* _INPUT RECORDS_:
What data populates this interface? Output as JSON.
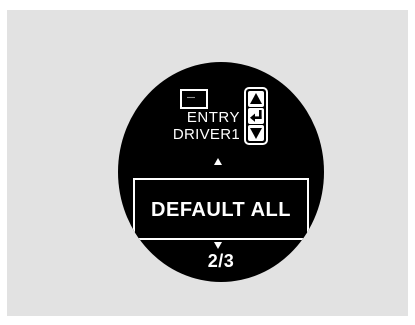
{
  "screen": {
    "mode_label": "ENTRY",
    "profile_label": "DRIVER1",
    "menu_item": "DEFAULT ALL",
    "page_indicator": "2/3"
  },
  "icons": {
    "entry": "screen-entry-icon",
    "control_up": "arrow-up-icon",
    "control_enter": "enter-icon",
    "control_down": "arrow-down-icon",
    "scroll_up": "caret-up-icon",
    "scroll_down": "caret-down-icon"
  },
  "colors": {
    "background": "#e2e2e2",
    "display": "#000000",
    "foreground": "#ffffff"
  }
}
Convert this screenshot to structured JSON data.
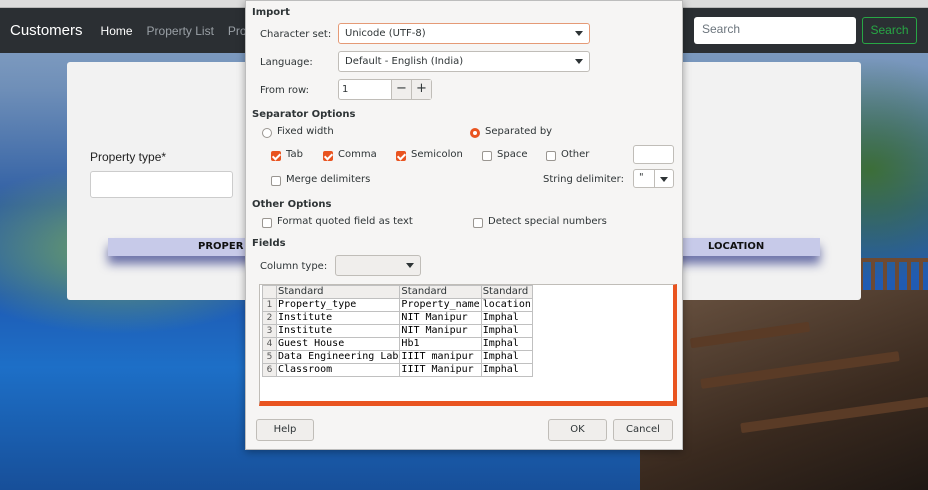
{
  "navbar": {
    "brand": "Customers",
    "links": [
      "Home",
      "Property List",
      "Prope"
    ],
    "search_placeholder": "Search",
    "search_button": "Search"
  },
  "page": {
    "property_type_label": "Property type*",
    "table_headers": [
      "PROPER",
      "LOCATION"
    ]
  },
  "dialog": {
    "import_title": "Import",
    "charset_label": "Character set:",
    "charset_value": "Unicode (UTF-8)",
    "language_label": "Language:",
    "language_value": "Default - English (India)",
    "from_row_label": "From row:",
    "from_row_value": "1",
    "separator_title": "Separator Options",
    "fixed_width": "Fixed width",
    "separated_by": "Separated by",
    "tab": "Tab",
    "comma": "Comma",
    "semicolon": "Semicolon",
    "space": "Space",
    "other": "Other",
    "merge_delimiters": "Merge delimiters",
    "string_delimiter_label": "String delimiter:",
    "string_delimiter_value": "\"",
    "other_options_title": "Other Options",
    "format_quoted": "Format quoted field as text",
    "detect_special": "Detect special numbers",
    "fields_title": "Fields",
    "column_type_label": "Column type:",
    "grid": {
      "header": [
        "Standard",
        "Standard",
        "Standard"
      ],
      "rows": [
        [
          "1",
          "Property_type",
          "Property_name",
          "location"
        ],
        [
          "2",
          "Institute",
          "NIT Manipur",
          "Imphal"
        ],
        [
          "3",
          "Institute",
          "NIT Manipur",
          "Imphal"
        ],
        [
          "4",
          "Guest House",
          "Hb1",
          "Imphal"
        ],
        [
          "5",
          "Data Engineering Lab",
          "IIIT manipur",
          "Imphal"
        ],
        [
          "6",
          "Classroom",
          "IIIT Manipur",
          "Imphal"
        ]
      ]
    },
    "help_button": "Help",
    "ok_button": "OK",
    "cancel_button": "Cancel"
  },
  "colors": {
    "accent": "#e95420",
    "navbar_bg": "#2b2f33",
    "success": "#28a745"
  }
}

* _BRIEF_: Where a line holds "Other", copy that line.

* _TASK OUTPUT_:
    "other": "Other",
    "other_options_title": "Other Options",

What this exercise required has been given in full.